Tally the lines below that contain the string "market", and reply with the number only.

*** MATERIAL FOR THIS TASK

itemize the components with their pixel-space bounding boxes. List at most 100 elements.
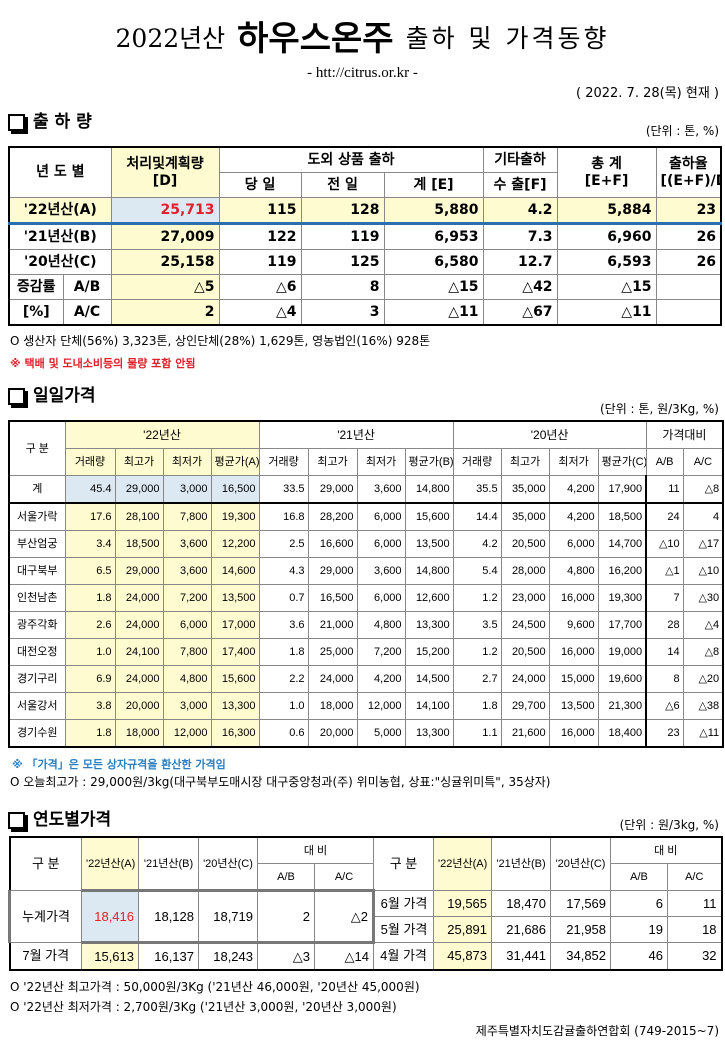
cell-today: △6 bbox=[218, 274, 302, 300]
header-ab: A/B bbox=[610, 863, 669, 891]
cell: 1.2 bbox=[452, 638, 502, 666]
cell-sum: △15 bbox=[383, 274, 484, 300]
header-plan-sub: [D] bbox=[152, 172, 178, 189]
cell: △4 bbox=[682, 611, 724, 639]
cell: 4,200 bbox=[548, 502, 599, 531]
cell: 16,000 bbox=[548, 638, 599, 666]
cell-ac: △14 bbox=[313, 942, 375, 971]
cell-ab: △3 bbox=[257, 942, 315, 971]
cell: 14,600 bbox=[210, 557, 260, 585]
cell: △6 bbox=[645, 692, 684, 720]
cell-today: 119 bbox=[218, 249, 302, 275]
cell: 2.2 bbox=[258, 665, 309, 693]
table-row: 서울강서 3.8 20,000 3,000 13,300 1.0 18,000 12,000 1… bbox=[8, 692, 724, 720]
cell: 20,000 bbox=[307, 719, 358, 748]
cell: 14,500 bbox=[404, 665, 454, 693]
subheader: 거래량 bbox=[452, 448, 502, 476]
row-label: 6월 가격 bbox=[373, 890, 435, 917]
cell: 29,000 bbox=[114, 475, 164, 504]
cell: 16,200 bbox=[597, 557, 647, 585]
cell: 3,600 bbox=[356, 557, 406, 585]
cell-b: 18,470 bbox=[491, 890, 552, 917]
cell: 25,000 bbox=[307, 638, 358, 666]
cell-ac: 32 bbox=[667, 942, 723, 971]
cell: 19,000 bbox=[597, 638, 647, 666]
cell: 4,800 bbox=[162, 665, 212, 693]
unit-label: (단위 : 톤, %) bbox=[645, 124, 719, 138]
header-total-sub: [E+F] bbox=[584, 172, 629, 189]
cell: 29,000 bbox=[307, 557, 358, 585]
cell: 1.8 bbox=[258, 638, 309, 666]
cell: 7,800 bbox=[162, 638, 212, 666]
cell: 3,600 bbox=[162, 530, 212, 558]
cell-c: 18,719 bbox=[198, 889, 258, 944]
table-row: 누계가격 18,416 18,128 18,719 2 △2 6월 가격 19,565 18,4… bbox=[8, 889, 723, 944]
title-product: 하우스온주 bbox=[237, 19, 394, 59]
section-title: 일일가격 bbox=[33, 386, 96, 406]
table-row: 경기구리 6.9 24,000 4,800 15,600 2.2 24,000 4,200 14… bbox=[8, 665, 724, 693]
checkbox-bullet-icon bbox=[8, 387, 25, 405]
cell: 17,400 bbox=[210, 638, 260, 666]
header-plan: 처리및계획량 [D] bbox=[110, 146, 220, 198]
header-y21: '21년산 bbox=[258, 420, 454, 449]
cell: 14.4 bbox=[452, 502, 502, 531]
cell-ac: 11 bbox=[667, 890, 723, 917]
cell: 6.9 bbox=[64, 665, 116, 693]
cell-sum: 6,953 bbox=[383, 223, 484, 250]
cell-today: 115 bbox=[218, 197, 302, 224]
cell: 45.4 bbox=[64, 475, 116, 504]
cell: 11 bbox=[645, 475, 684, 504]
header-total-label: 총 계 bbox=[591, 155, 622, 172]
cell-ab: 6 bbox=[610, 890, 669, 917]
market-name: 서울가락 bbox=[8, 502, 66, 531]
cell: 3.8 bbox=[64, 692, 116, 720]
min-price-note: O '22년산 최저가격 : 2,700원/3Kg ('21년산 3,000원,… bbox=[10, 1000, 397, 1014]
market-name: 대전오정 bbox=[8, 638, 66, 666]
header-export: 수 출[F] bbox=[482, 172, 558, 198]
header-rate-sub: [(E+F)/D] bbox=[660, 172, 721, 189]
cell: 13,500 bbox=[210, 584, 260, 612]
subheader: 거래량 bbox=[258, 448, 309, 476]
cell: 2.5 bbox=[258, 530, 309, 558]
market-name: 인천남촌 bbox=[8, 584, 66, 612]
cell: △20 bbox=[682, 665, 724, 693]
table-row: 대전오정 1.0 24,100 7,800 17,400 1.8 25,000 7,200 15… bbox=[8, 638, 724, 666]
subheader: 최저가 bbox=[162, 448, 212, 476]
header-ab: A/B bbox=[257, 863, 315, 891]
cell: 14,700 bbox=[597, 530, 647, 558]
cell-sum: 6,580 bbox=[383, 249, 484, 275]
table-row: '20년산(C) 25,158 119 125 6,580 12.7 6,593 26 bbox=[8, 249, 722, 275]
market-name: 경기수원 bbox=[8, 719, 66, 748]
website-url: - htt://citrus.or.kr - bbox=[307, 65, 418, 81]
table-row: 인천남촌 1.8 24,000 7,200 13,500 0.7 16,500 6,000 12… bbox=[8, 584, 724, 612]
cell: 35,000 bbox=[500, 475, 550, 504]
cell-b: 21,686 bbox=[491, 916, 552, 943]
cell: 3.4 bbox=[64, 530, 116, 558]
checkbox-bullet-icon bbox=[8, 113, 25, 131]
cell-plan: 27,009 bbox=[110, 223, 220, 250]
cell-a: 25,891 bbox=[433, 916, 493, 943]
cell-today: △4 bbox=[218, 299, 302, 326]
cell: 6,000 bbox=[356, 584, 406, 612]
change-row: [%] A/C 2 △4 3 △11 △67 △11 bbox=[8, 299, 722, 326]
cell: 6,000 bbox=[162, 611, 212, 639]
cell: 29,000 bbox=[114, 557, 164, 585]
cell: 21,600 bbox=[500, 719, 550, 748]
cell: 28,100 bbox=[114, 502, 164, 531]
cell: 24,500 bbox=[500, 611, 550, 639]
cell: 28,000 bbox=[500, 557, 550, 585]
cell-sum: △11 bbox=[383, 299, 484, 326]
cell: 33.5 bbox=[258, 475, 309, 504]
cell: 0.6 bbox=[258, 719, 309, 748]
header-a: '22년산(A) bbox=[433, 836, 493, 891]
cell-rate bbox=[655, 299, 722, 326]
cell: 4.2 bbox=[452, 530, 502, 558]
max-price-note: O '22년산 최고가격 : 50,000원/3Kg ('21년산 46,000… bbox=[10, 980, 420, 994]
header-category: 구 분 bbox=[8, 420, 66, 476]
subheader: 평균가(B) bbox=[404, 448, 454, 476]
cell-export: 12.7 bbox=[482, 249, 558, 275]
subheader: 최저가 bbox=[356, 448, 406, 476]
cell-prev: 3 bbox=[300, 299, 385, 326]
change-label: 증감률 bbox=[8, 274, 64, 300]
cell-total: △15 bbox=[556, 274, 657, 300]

******

## PROBLEM SOLUTION
4